_Direction_
Report back each line of the records that contains the string "JSON".

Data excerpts
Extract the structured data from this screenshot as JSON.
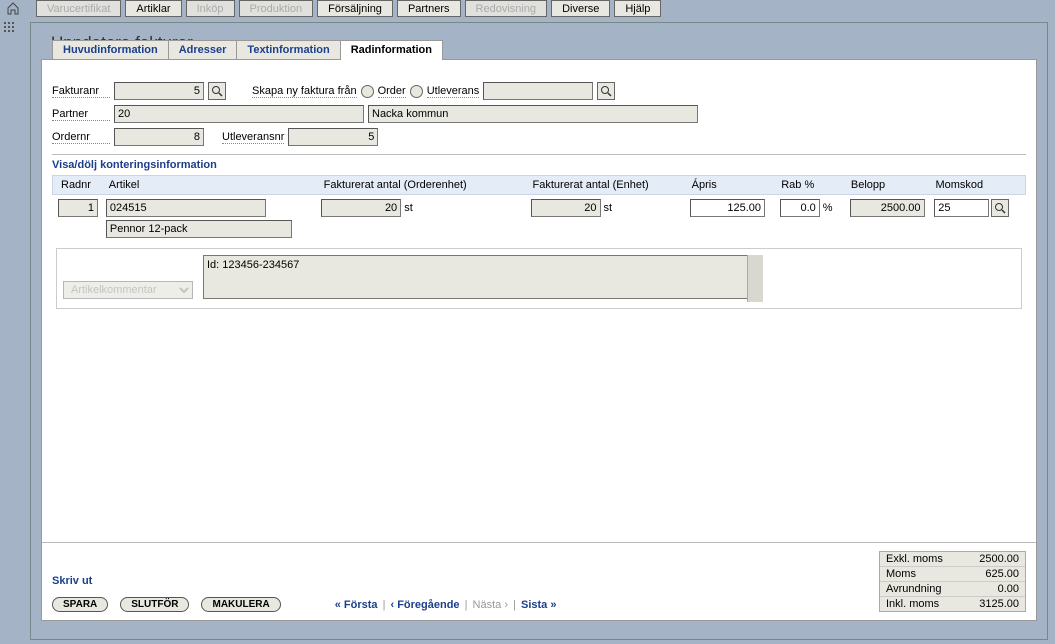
{
  "menu": {
    "items": [
      {
        "label": "Varucertifikat",
        "disabled": true
      },
      {
        "label": "Artiklar",
        "disabled": false
      },
      {
        "label": "Inköp",
        "disabled": true
      },
      {
        "label": "Produktion",
        "disabled": true
      },
      {
        "label": "Försäljning",
        "disabled": false
      },
      {
        "label": "Partners",
        "disabled": false
      },
      {
        "label": "Redovisning",
        "disabled": true
      },
      {
        "label": "Diverse",
        "disabled": false
      },
      {
        "label": "Hjälp",
        "disabled": false
      }
    ]
  },
  "page": {
    "title": "Uppdatera fakturor"
  },
  "tabs": [
    {
      "label": "Huvudinformation",
      "active": false
    },
    {
      "label": "Adresser",
      "active": false
    },
    {
      "label": "Textinformation",
      "active": false
    },
    {
      "label": "Radinformation",
      "active": true
    }
  ],
  "form": {
    "fakturanr_label": "Fakturanr",
    "fakturanr": "5",
    "skapa_label": "Skapa ny faktura från",
    "order_label": "Order",
    "utleverans_label": "Utleverans",
    "skapa_value": "",
    "partner_label": "Partner",
    "partner_code": "20",
    "partner_name": "Nacka kommun",
    "ordernr_label": "Ordernr",
    "ordernr": "8",
    "utleveransnr_label": "Utleveransnr",
    "utleveransnr": "5"
  },
  "section": {
    "toggle_label": "Visa/dölj konteringsinformation"
  },
  "grid": {
    "headers": {
      "radnr": "Radnr",
      "artikel": "Artikel",
      "fakt_order": "Fakturerat antal (Orderenhet)",
      "fakt_enhet": "Fakturerat antal (Enhet)",
      "apris": "Ápris",
      "rab": "Rab %",
      "belopp": "Belopp",
      "momskod": "Momskod"
    },
    "row": {
      "radnr": "1",
      "artikel_code": "024515",
      "artikel_name": "Pennor 12-pack",
      "qty_order": "20",
      "qty_order_unit": "st",
      "qty_unit": "20",
      "qty_unit_unit": "st",
      "apris": "125.00",
      "rab": "0.0",
      "rab_unit": "%",
      "belopp": "2500.00",
      "momskod": "25"
    },
    "comment": {
      "select_placeholder": "Artikelkommentar",
      "text": "Id: 123456-234567"
    }
  },
  "footer": {
    "print": "Skriv ut",
    "spara": "SPARA",
    "slutfor": "SLUTFÖR",
    "makulera": "MAKULERA",
    "nav": {
      "first": "« Första",
      "prev": "‹ Föregående",
      "next": "Nästa ›",
      "last": "Sista »"
    }
  },
  "totals": {
    "exkl_label": "Exkl. moms",
    "exkl": "2500.00",
    "moms_label": "Moms",
    "moms": "625.00",
    "avrund_label": "Avrundning",
    "avrund": "0.00",
    "inkl_label": "Inkl. moms",
    "inkl": "3125.00"
  }
}
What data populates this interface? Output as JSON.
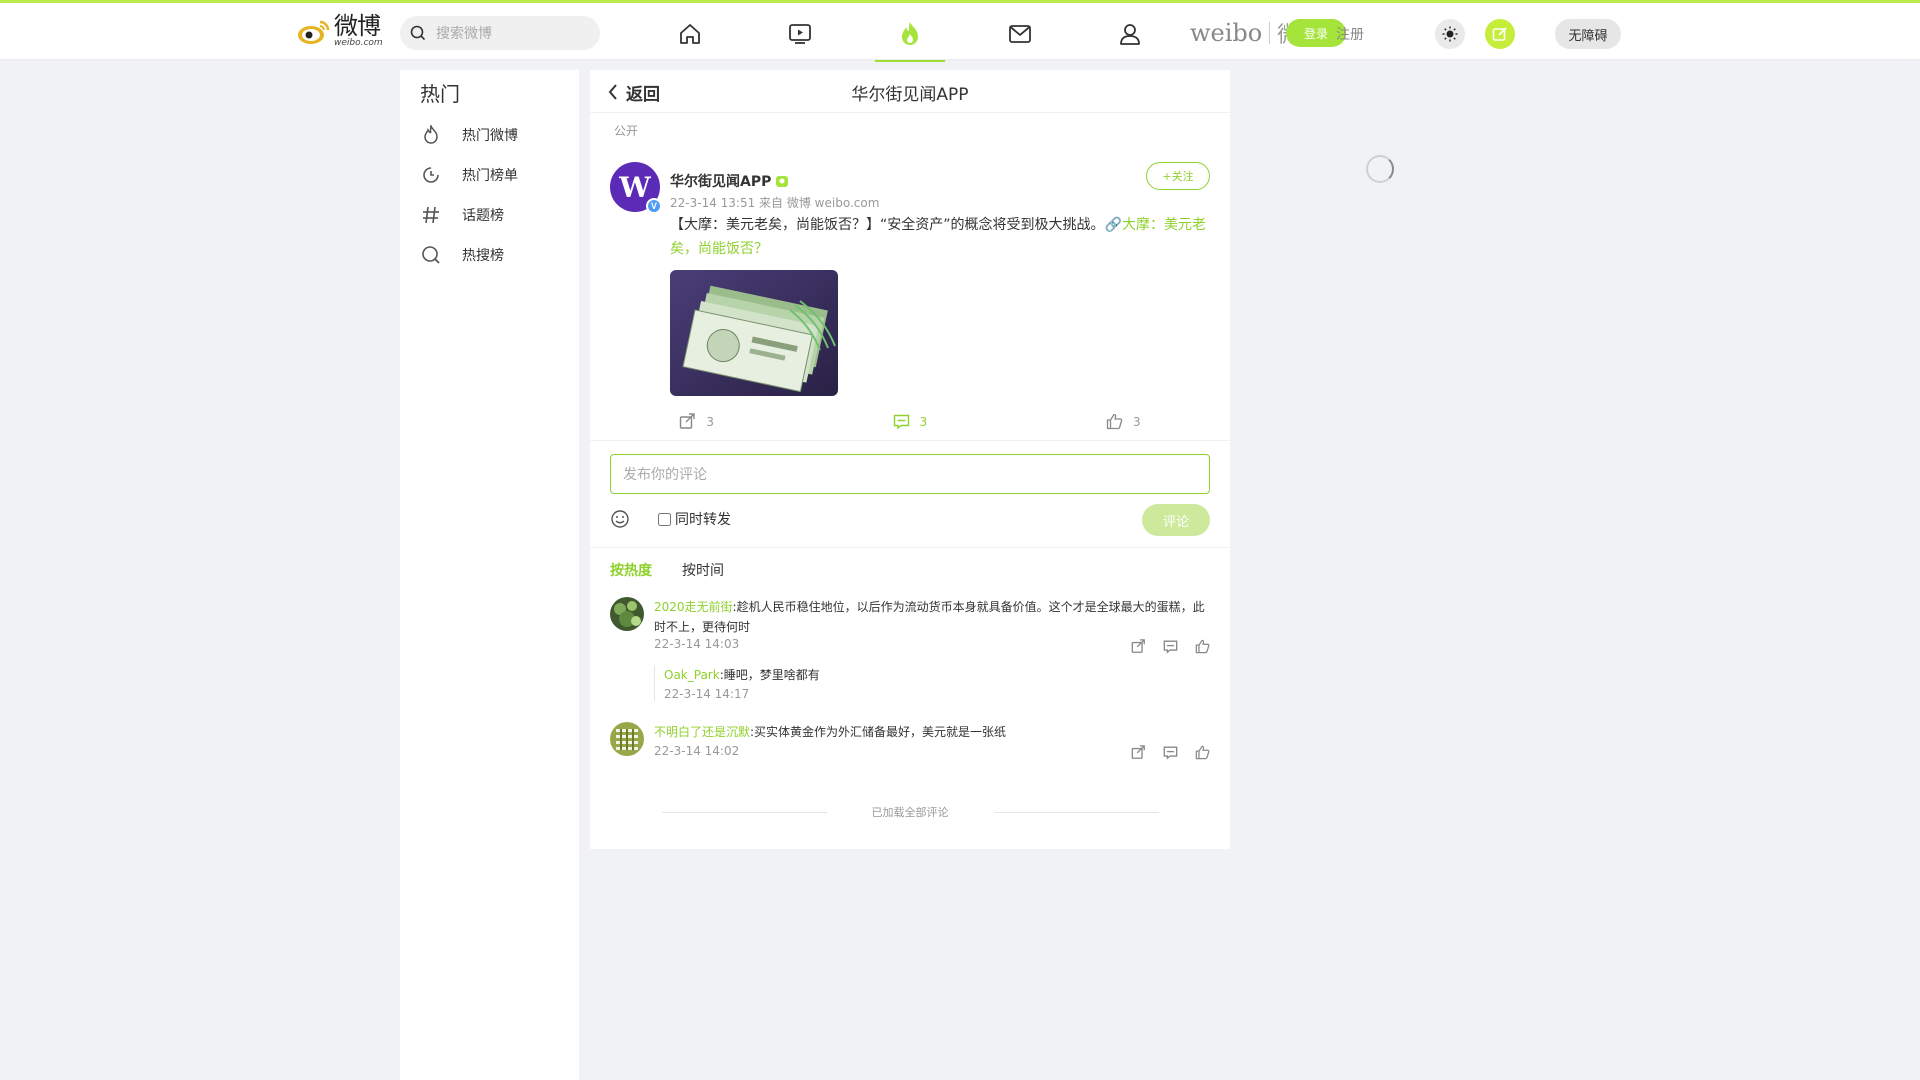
{
  "header": {
    "logo_cn": "微博",
    "logo_en": "weibo.com",
    "search_placeholder": "搜索微博",
    "nav": [
      "home",
      "video",
      "hot",
      "messages",
      "profile"
    ],
    "weibo_mark_en": "weibo",
    "weibo_mark_cn": "微博",
    "login_label": "登录",
    "register_label": "注册",
    "accessibility_label": "无障碍",
    "accent_color": "#9cde31"
  },
  "sidebar": {
    "title": "热门",
    "items": [
      {
        "label": "热门微博",
        "icon": "flame-icon"
      },
      {
        "label": "热门榜单",
        "icon": "clock-rank-icon"
      },
      {
        "label": "话题榜",
        "icon": "hashtag-icon"
      },
      {
        "label": "热搜榜",
        "icon": "search-rank-icon"
      }
    ]
  },
  "detail": {
    "back_label": "返回",
    "title": "华尔街见闻APP",
    "visibility": "公开"
  },
  "post": {
    "author": "华尔街见闻APP",
    "meta": "22-3-14 13:51  来自 微博 weibo.com",
    "follow_label": "+关注",
    "text": "【大摩：美元老矣，尚能饭否？】“安全资产”的概念将受到极大挑战。",
    "link_text": "🔗大摩：美元老矣，尚能饭否？",
    "repost_count": "3",
    "comment_count": "3",
    "like_count": "3"
  },
  "composer": {
    "placeholder": "发布你的评论",
    "repost_label": "同时转发",
    "submit_label": "评论"
  },
  "sort": {
    "hot_label": "按热度",
    "time_label": "按时间"
  },
  "comments": [
    {
      "user": "2020走无前街",
      "text": ":趁机人民币稳住地位，以后作为流动货币本身就具备价值。这个才是全球最大的蛋糕，此时不上，更待何时",
      "time": "22-3-14 14:03",
      "reply": {
        "user": "Oak_Park",
        "text": ":睡吧，梦里啥都有",
        "time": "22-3-14 14:17"
      }
    },
    {
      "user": "不明白了还是沉默",
      "text": ":买实体黄金作为外汇储备最好，美元就是一张纸",
      "time": "22-3-14 14:02"
    }
  ],
  "footer_note": "已加载全部评论"
}
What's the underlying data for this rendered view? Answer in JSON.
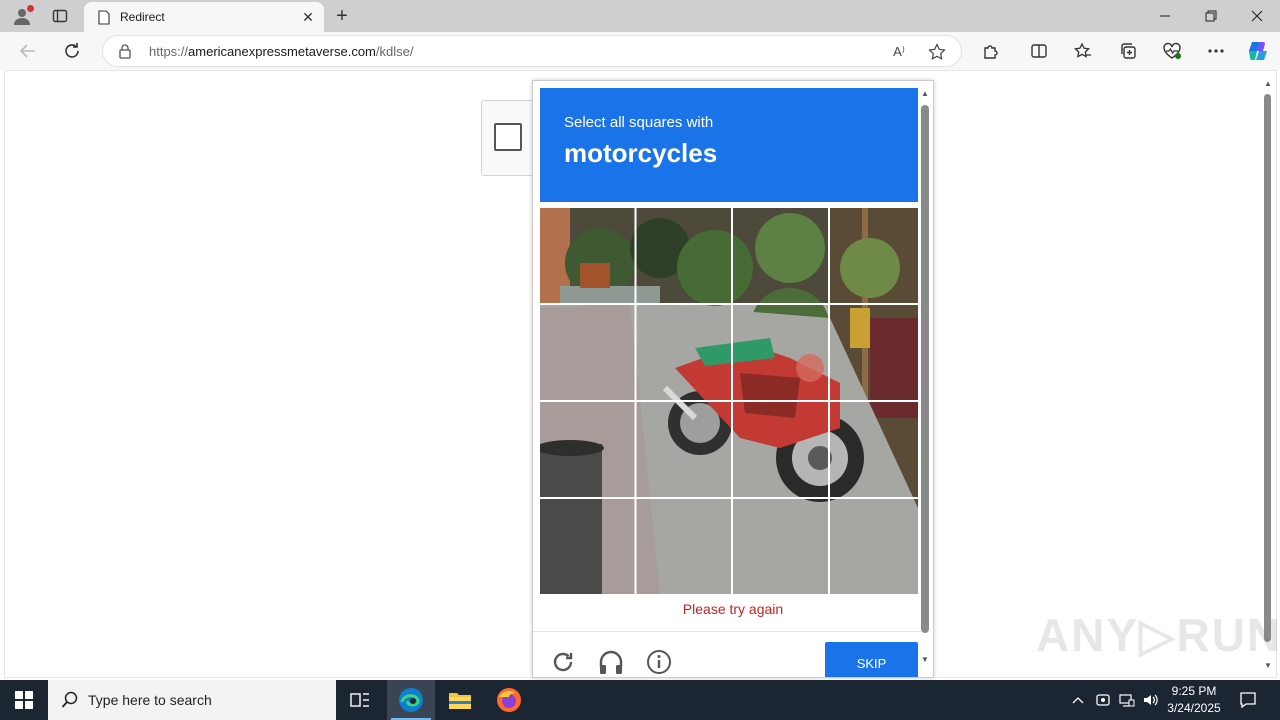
{
  "browser": {
    "tab_title": "Redirect",
    "url_prefix": "https://",
    "url_host": "americanexpressmetaverse.com",
    "url_path": "/kdlse/",
    "read_aloud_label": "A⁾"
  },
  "challenge": {
    "instruction_line1": "Select all squares with",
    "instruction_line2": "motorcycles",
    "error_text": "Please try again",
    "skip_label": "SKIP",
    "grid_rows": 4,
    "grid_cols": 4
  },
  "watermark": "ANY▷RUN",
  "taskbar": {
    "search_placeholder": "Type here to search",
    "time": "9:25 PM",
    "date": "3/24/2025"
  },
  "colors": {
    "accent": "#1a73e8",
    "error": "#c5221f",
    "taskbar": "#1c2633"
  }
}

_Task solution_
Extract the structured data from this screenshot as JSON.
What data populates this interface? Output as JSON.
What's the underlying data for this rendered view? Answer in JSON.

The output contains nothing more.